### Request:
Go through the material below and copy each line where the word "title" appears.

### Data entries:
--------------------

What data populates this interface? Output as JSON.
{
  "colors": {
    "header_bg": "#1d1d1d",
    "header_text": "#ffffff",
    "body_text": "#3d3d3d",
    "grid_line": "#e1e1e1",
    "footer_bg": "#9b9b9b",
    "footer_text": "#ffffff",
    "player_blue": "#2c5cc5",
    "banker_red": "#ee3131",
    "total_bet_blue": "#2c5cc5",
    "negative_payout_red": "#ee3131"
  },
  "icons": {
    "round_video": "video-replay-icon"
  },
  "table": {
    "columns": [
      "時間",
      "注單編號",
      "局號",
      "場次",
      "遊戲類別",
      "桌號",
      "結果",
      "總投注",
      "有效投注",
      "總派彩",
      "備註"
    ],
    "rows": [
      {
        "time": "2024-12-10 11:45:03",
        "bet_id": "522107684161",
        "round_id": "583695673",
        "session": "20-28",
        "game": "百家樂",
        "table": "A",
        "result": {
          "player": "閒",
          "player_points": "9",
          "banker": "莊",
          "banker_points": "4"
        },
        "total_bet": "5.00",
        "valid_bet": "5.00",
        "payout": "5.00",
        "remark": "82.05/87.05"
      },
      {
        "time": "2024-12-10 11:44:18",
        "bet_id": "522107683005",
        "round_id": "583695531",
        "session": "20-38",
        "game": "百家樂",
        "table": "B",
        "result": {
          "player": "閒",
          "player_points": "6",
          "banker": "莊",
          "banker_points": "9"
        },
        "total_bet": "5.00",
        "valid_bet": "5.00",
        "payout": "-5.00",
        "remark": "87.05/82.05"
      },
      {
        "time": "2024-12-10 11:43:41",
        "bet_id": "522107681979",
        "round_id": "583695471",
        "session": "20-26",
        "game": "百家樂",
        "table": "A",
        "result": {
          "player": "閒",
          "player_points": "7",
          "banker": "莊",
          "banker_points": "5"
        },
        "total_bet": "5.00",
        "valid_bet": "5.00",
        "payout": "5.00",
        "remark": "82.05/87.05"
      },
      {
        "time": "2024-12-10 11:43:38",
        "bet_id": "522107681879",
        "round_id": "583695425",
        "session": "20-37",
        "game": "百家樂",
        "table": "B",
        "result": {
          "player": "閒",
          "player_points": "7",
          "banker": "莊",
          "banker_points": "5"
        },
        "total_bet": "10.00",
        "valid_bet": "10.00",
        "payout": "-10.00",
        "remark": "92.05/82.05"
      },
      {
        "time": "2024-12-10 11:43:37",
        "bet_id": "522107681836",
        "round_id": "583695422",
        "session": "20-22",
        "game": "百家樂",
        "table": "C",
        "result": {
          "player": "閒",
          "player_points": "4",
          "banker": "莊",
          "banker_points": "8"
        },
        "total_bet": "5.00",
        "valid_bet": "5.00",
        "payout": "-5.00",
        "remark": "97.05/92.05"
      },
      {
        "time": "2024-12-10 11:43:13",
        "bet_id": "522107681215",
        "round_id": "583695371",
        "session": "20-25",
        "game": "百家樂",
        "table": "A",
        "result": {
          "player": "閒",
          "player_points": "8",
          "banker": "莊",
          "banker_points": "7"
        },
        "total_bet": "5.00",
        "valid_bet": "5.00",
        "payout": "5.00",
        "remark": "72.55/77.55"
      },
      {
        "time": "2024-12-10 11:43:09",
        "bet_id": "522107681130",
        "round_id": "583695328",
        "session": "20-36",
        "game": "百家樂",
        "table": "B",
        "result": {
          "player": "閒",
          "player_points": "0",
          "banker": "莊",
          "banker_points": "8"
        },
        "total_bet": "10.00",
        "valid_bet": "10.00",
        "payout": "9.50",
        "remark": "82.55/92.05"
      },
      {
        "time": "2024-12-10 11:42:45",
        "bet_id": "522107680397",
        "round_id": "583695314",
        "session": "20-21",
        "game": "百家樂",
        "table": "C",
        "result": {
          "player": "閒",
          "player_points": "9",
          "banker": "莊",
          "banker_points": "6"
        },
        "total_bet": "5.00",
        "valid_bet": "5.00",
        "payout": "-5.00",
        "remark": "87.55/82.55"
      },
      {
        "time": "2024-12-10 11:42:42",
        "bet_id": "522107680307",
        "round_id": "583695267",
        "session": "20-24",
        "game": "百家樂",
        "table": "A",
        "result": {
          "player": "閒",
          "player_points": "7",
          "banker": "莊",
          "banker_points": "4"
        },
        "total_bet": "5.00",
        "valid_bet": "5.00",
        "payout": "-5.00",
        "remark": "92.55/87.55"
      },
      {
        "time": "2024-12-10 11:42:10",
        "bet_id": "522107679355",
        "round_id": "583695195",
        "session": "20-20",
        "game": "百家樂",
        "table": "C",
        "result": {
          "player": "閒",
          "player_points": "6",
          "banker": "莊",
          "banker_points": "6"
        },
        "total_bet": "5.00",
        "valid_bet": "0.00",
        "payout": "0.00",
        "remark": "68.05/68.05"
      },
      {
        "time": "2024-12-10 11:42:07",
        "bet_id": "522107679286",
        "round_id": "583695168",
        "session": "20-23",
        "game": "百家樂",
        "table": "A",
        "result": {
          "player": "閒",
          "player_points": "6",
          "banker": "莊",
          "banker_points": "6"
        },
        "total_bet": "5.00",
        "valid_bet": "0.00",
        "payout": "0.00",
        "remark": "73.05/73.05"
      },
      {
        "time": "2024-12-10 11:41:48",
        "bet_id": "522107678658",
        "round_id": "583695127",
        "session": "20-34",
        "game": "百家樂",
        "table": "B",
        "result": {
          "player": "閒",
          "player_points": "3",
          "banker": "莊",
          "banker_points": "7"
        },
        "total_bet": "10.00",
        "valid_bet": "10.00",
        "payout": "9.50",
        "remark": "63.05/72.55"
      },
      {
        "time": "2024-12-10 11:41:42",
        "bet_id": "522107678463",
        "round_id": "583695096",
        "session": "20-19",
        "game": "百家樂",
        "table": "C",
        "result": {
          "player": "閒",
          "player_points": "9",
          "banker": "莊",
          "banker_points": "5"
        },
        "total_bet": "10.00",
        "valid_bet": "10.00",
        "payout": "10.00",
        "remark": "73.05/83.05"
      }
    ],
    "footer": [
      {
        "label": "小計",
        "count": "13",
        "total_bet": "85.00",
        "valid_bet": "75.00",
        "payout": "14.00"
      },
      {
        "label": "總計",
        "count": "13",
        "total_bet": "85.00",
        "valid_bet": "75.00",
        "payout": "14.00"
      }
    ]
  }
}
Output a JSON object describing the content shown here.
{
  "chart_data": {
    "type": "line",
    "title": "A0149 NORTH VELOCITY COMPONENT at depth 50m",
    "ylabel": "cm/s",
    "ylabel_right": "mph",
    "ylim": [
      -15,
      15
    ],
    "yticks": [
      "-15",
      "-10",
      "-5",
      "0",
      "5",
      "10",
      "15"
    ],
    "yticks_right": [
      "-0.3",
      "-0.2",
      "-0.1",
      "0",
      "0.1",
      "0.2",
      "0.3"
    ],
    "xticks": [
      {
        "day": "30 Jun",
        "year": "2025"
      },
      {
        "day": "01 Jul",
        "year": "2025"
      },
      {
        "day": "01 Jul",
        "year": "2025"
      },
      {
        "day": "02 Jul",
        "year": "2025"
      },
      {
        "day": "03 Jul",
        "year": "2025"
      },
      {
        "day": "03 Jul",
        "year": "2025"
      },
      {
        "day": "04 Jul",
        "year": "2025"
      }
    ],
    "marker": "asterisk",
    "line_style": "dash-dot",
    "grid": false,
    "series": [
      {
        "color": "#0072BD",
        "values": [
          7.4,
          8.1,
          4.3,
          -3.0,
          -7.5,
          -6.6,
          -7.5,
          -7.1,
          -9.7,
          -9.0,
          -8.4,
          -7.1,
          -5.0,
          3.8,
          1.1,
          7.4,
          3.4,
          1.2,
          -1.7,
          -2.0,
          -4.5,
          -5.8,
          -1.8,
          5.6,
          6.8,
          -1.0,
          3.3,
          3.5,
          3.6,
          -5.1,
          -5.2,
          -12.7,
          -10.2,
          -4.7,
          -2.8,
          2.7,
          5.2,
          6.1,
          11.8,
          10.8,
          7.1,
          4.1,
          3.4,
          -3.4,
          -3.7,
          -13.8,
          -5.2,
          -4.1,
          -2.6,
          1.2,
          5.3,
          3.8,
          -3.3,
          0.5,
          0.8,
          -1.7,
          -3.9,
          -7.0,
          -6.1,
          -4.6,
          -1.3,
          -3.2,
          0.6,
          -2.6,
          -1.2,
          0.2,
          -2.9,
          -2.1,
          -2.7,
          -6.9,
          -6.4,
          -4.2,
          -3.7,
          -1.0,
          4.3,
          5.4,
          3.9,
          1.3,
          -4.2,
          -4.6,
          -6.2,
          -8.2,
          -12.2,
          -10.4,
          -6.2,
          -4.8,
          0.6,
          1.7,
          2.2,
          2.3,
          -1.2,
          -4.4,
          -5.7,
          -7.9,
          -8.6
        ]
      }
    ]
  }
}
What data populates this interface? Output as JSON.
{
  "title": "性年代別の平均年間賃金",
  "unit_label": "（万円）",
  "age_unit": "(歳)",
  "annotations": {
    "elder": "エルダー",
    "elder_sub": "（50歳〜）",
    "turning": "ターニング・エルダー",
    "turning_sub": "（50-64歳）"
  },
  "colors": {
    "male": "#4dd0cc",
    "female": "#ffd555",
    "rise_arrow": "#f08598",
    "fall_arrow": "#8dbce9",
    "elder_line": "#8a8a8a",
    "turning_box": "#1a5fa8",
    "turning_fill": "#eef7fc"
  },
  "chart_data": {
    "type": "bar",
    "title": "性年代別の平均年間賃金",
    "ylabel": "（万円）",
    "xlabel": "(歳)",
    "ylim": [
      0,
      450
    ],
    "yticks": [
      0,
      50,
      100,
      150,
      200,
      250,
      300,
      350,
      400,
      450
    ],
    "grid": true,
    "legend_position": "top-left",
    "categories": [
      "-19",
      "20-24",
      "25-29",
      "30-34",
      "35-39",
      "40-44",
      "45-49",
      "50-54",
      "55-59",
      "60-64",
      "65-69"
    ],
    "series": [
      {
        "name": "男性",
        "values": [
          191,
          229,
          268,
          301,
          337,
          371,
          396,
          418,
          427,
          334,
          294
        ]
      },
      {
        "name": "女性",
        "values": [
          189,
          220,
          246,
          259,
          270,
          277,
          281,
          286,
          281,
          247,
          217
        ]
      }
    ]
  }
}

--------------------

### Expected answer:
    "title": "A0149 NORTH VELOCITY COMPONENT at depth 50m",
  "title": "性年代別の平均年間賃金",
    "title": "性年代別の平均年間賃金",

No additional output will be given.